Transcribe each record exactly as it appears.

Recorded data
----

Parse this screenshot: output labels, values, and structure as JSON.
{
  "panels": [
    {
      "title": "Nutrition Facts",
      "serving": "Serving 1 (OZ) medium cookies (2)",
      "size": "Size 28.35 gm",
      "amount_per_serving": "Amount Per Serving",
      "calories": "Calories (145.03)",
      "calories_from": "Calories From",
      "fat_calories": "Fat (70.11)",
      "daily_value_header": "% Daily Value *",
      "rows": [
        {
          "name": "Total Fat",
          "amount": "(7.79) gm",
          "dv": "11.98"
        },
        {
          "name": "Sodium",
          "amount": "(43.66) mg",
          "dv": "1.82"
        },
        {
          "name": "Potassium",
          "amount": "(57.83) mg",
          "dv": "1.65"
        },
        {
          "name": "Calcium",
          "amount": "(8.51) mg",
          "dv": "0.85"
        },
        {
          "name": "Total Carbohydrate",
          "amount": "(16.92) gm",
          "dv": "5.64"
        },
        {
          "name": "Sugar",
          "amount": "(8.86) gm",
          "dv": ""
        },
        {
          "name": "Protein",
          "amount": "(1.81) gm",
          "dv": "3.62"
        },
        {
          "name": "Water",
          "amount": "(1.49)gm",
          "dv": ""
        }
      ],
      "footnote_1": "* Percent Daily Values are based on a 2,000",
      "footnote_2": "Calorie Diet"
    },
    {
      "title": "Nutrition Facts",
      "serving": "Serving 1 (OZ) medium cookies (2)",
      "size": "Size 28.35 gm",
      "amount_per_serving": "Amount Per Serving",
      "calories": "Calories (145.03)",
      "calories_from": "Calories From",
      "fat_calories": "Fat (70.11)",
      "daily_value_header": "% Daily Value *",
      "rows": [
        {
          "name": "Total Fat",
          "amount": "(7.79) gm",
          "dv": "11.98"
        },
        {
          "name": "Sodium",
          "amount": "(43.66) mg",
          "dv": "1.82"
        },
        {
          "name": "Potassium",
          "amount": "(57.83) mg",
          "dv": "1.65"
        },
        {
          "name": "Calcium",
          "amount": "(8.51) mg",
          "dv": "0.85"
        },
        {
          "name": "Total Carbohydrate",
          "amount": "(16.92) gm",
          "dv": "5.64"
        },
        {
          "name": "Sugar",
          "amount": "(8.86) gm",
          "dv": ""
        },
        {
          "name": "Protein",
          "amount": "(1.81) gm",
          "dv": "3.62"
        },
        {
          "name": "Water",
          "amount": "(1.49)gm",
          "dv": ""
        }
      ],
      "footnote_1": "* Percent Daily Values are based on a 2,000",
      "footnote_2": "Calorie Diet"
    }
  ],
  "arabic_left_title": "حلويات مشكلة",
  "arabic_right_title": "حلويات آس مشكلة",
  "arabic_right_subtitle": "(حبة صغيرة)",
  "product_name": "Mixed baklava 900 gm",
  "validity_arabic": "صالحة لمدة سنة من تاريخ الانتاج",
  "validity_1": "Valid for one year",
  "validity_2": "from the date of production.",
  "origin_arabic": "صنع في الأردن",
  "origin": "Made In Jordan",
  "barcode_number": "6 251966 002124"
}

----

**Response to the task**
Parse this screenshot: output labels, values, and structure as JSON.
{
  "panels": [
    {
      "title": "Nutrition Facts",
      "serving": "Serving 1 (OZ) medium cookies (2)",
      "size": "Size 28.35 gm",
      "amount_per_serving": "Amount Per Serving",
      "calories": "Calories (145.03)",
      "calories_from": "Calories From",
      "fat_calories": "Fat (70.11)",
      "daily_value_header": "% Daily Value *",
      "rows": [
        {
          "name": "Total Fat",
          "amount": "(7.79) gm",
          "dv": "11.98"
        },
        {
          "name": "Sodium",
          "amount": "(43.66) mg",
          "dv": "1.82"
        },
        {
          "name": "Potassium",
          "amount": "(57.83) mg",
          "dv": "1.65"
        },
        {
          "name": "Calcium",
          "amount": "(8.51) mg",
          "dv": "0.85"
        },
        {
          "name": "Total Carbohydrate",
          "amount": "(16.92) gm",
          "dv": "5.64"
        },
        {
          "name": "Sugar",
          "amount": "(8.86) gm",
          "dv": ""
        },
        {
          "name": "Protein",
          "amount": "(1.81) gm",
          "dv": "3.62"
        },
        {
          "name": "Water",
          "amount": "(1.49)gm",
          "dv": ""
        }
      ],
      "footnote_1": "* Percent Daily Values are based on a 2,000",
      "footnote_2": "Calorie Diet"
    },
    {
      "title": "Nutrition Facts",
      "serving": "Serving 1 (OZ) medium cookies (2)",
      "size": "Size 28.35 gm",
      "amount_per_serving": "Amount Per Serving",
      "calories": "Calories (145.03)",
      "calories_from": "Calories From",
      "fat_calories": "Fat (70.11)",
      "daily_value_header": "% Daily Value *",
      "rows": [
        {
          "name": "Total Fat",
          "amount": "(7.79) gm",
          "dv": "11.98"
        },
        {
          "name": "Sodium",
          "amount": "(43.66) mg",
          "dv": "1.82"
        },
        {
          "name": "Potassium",
          "amount": "(57.83) mg",
          "dv": "1.65"
        },
        {
          "name": "Calcium",
          "amount": "(8.51) mg",
          "dv": "0.85"
        },
        {
          "name": "Total Carbohydrate",
          "amount": "(16.92) gm",
          "dv": "5.64"
        },
        {
          "name": "Sugar",
          "amount": "(8.86) gm",
          "dv": ""
        },
        {
          "name": "Protein",
          "amount": "(1.81) gm",
          "dv": "3.62"
        },
        {
          "name": "Water",
          "amount": "(1.49)gm",
          "dv": ""
        }
      ],
      "footnote_1": "* Percent Daily Values are based on a 2,000",
      "footnote_2": "Calorie Diet"
    }
  ],
  "arabic_left_title": "حلويات مشكلة",
  "arabic_right_title": "حلويات آس مشكلة",
  "arabic_right_subtitle": "(حبة صغيرة)",
  "product_name": "Mixed baklava 900 gm",
  "validity_arabic": "صالحة لمدة سنة من تاريخ الانتاج",
  "validity_1": "Valid for one year",
  "validity_2": "from the date of production.",
  "origin_arabic": "صنع في الأردن",
  "origin": "Made In Jordan",
  "barcode_number": "6 251966 002124"
}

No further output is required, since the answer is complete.